» Aim of the task
Copy each line containing the word "words" from the records that follow, please.

[Extracted data entries]
* * *

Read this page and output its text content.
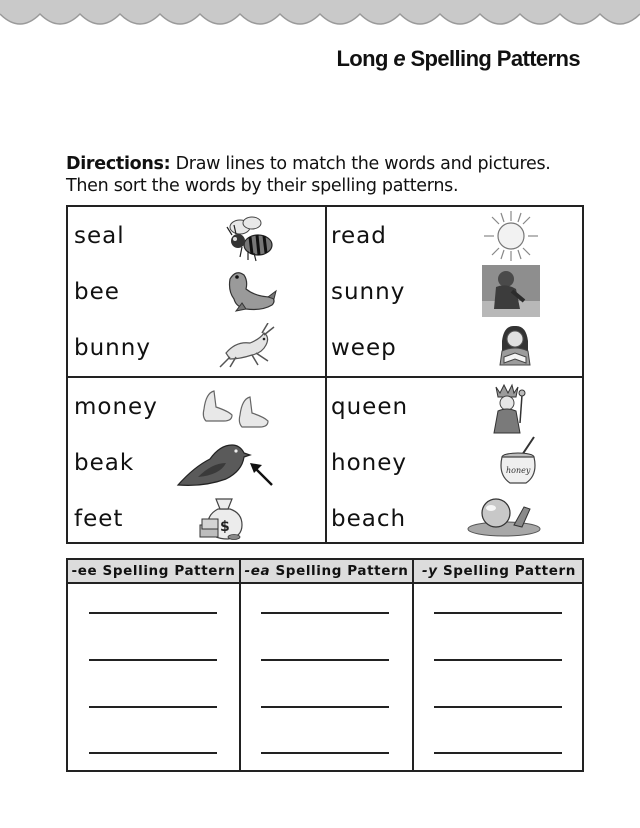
Long e Spelling Patterns
Directions: Draw lines to match the words and pictures.
Then sort the words by their spelling patterns.
seal
bee
bunny
read
sunny
weep
money
beak
feet	$
queen
honey
beach
honey
-ee Spelling Pattern -ea Spelling Pattern	-y Spelling Pattern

* * *

» Solution for this task
Directions: Draw lines to match the words and pictures.
Then sort the words by their spelling patterns.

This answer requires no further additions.